» Provided records
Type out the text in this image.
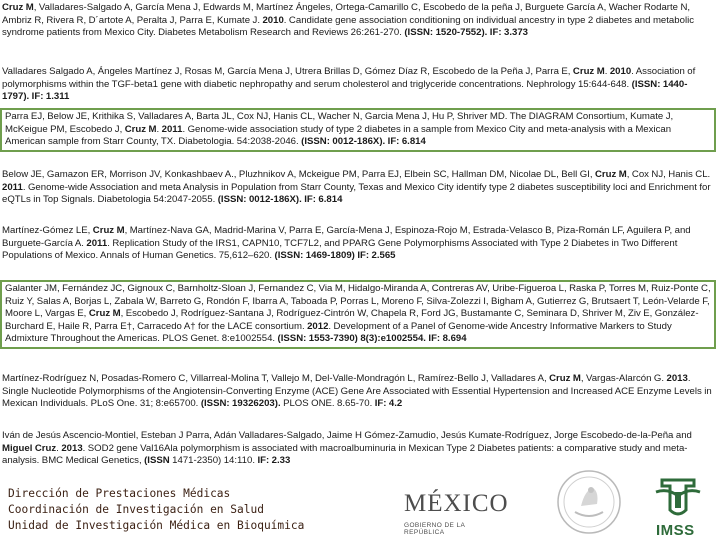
Cruz M, Valladares-Salgado A, García Mena J, Edwards M, Martínez Ángeles, Ortega-Camarillo C, Escobedo de la peña J, Burguete García A, Wacher Rodarte N, Ambriz R, Rivera R, D´artote A, Peralta J, Parra E, Kumate J. 2010. Candidate gene association conditioning on individual ancestry in type 2 diabetes and metabolic syndrome patients from Mexico City. Diabetes Metabolism Research and Reviews 26:261-270. (ISSN: 1520-7552). IF: 3.373
Valladares Salgado A, Ángeles Martínez J, Rosas M, García Mena J, Utrera Brillas D, Gómez Díaz R, Escobedo de la Peña J, Parra E, Cruz M. 2010. Association of polymorphisms within the TGF-beta1 gene with diabetic nephropathy and serum cholesterol and triglyceride concentrations. Nephrology 15:644-648. (ISSN: 1440-1797). IF: 1.311
Parra EJ, Below JE, Krithika S, Valladares A, Barta JL, Cox NJ, Hanis CL, Wacher N, Garcia Mena J, Hu P, Shriver MD. The DIAGRAM Consortium, Kumate J, McKeigue PM, Escobedo J, Cruz M. 2011. Genome-wide association study of type 2 diabetes in a sample from Mexico City and meta-analysis with a Mexican American sample from Starr County, TX. Diabetologia. 54:2038-2046. (ISSN: 0012-186X). IF: 6.814
Below JE, Gamazon ER, Morrison JV, Konkashbaev A., Pluzhnikov A, Mckeigue PM, Parra EJ, Elbein SC, Hallman DM, Nicolae DL, Bell GI, Cruz M, Cox NJ, Hanis CL. 2011. Genome-wide Association and meta Analysis in Population from Starr County, Texas and Mexico City identify type 2 diabetes susceptibility loci and Enrichment for eQTLs in Top Signals. Diabetologia 54:2047-2055. (ISSN: 0012-186X). IF: 6.814
Martínez-Gómez LE, Cruz M, Martínez-Nava GA, Madrid-Marina V, Parra E, García-Mena J, Espinoza-Rojo M, Estrada-Velasco B, Piza-Román LF, Aguilera P, and Burguete-García A. 2011. Replication Study of the IRS1, CAPN10, TCF7L2, and PPARG Gene Polymorphisms Associated with Type 2 Diabetes in Two Different Populations of Mexico. Annals of Human Genetics. 75,612–620. (ISSN: 1469-1809) IF: 2.565
Galanter JM, Fernández JC, Gignoux C, Barnholtz-Sloan J, Fernandez C, Via M, Hidalgo-Miranda A, Contreras AV, Uribe-Figueroa L, Raska P, Torres M, Ruiz-Ponte C, Ruiz Y, Salas A, Borjas L, Zabala W, Barreto G, Rondón F, Ibarra A, Taboada P, Porras L, Moreno F, Silva-Zolezzi I, Bigham A, Gutierrez G, Brutsaert T, León-Velarde F, Moore L, Vargas E, Cruz M, Escobedo J, Rodríguez-Santana J, Rodríguez-Cintrón W, Chapela R, Ford JG, Bustamante C, Seminara D, Shriver M, Ziv E, González-Burchard E, Haile R, Parra E†, Carracedo A† for the LACE consortium. 2012. Development of a Panel of Genome-wide Ancestry Informative Markers to Study Admixture Throughout the Americas. PLOS Genet. 8:e1002554. (ISSN: 1553-7390) 8(3):e1002554. IF: 8.694
Martínez-Rodríguez N, Posadas-Romero C, Villarreal-Molina T, Vallejo M, Del-Valle-Mondragón L, Ramírez-Bello J, Valladares A, Cruz M, Vargas-Alarcón G. 2013. Single Nucleotide Polymorphisms of the Angiotensin-Converting Enzyme (ACE) Gene Are Associated with Essential Hypertension and Increased ACE Enzyme Levels in Mexican Individuals. PLoS One. 31; 8:e65700. (ISSN: 19326203). PLOS ONE. 8.65-70. IF: 4.2
Iván de Jesús Ascencio-Montiel, Esteban J Parra, Adán Valladares-Salgado, Jaime H Gómez-Zamudio, Jesús Kumate-Rodríguez, Jorge Escobedo-de-la-Peña and Miguel Cruz. 2013. SOD2 gene Val16Ala polymorphism is associated with macroalbuminuria in Mexican Type 2 Diabetes patients: a comparative study and meta-analysis. BMC Medical Genetics, (ISSN 1471-2350) 14:110. IF: 2.33
Dirección de Prestaciones Médicas
Coordinación de Investigación en Salud
Unidad de Investigación Médica en Bioquímica
MÉXICO
GOBIERNO DE LA REPÚBLICA	IMSS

» Assignment
Transcribe each of the records above precisely, with no pictures in the copy.

» The completed task
Type out the text in this image.
Cruz M, Valladares-Salgado A, García Mena J, Edwards M, Martínez Ángeles, Ortega-Camarillo C, Escobedo de la peña J, Burguete García A, Wacher Rodarte N, Ambriz R, Rivera R, D´artote A, Peralta J, Parra E, Kumate J. 2010. Candidate gene association conditioning on individual ancestry in type 2 diabetes and metabolic syndrome patients from Mexico City. Diabetes Metabolism Research and Reviews 26:261-270. (ISSN: 1520-7552). IF: 3.373
Valladares Salgado A, Ángeles Martínez J, Rosas M, García Mena J, Utrera Brillas D, Gómez Díaz R, Escobedo de la Peña J, Parra E, Cruz M. 2010. Association of polymorphisms within the TGF-beta1 gene with diabetic nephropathy and serum cholesterol and triglyceride concentrations. Nephrology 15:644-648. (ISSN: 1440-1797). IF: 1.311
Parra EJ, Below JE, Krithika S, Valladares A, Barta JL, Cox NJ, Hanis CL, Wacher N, Garcia Mena J, Hu P, Shriver MD. The DIAGRAM Consortium, Kumate J, McKeigue PM, Escobedo J, Cruz M. 2011. Genome-wide association study of type 2 diabetes in a sample from Mexico City and meta-analysis with a Mexican American sample from Starr County, TX. Diabetologia. 54:2038-2046. (ISSN: 0012-186X). IF: 6.814
Below JE, Gamazon ER, Morrison JV, Konkashbaev A., Pluzhnikov A, Mckeigue PM, Parra EJ, Elbein SC, Hallman DM, Nicolae DL, Bell GI, Cruz M, Cox NJ, Hanis CL. 2011. Genome-wide Association and meta Analysis in Population from Starr County, Texas and Mexico City identify type 2 diabetes susceptibility loci and Enrichment for eQTLs in Top Signals. Diabetologia 54:2047-2055. (ISSN: 0012-186X). IF: 6.814
Martínez-Gómez LE, Cruz M, Martínez-Nava GA, Madrid-Marina V, Parra E, García-Mena J, Espinoza-Rojo M, Estrada-Velasco B, Piza-Román LF, Aguilera P, and Burguete-García A. 2011. Replication Study of the IRS1, CAPN10, TCF7L2, and PPARG Gene Polymorphisms Associated with Type 2 Diabetes in Two Different Populations of Mexico. Annals of Human Genetics. 75,612–620. (ISSN: 1469-1809) IF: 2.565
Galanter JM, Fernández JC, Gignoux C, Barnholtz-Sloan J, Fernandez C, Via M, Hidalgo-Miranda A, Contreras AV, Uribe-Figueroa L, Raska P, Torres M, Ruiz-Ponte C, Ruiz Y, Salas A, Borjas L, Zabala W, Barreto G, Rondón F, Ibarra A, Taboada P, Porras L, Moreno F, Silva-Zolezzi I, Bigham A, Gutierrez G, Brutsaert T, León-Velarde F, Moore L, Vargas E, Cruz M, Escobedo J, Rodríguez-Santana J, Rodríguez-Cintrón W, Chapela R, Ford JG, Bustamante C, Seminara D, Shriver M, Ziv E, González-Burchard E, Haile R, Parra E†, Carracedo A† for the LACE consortium. 2012. Development of a Panel of Genome-wide Ancestry Informative Markers to Study Admixture Throughout the Americas. PLOS Genet. 8:e1002554. (ISSN: 1553-7390) 8(3):e1002554. IF: 8.694
Martínez-Rodríguez N, Posadas-Romero C, Villarreal-Molina T, Vallejo M, Del-Valle-Mondragón L, Ramírez-Bello J, Valladares A, Cruz M, Vargas-Alarcón G. 2013. Single Nucleotide Polymorphisms of the Angiotensin-Converting Enzyme (ACE) Gene Are Associated with Essential Hypertension and Increased ACE Enzyme Levels in Mexican Individuals. PLoS One. 31; 8:e65700. (ISSN: 19326203). PLOS ONE. 8.65-70. IF: 4.2
Iván de Jesús Ascencio-Montiel, Esteban J Parra, Adán Valladares-Salgado, Jaime H Gómez-Zamudio, Jesús Kumate-Rodríguez, Jorge Escobedo-de-la-Peña and Miguel Cruz. 2013. SOD2 gene Val16Ala polymorphism is associated with macroalbuminuria in Mexican Type 2 Diabetes patients: a comparative study and meta-analysis. BMC Medical Genetics, (ISSN 1471-2350) 14:110. IF: 2.33
Dirección de Prestaciones Médicas
Coordinación de Investigación en Salud
Unidad de Investigación Médica en Bioquímica
MÉXICO
GOBIERNO DE LA REPÚBLICA	IMSS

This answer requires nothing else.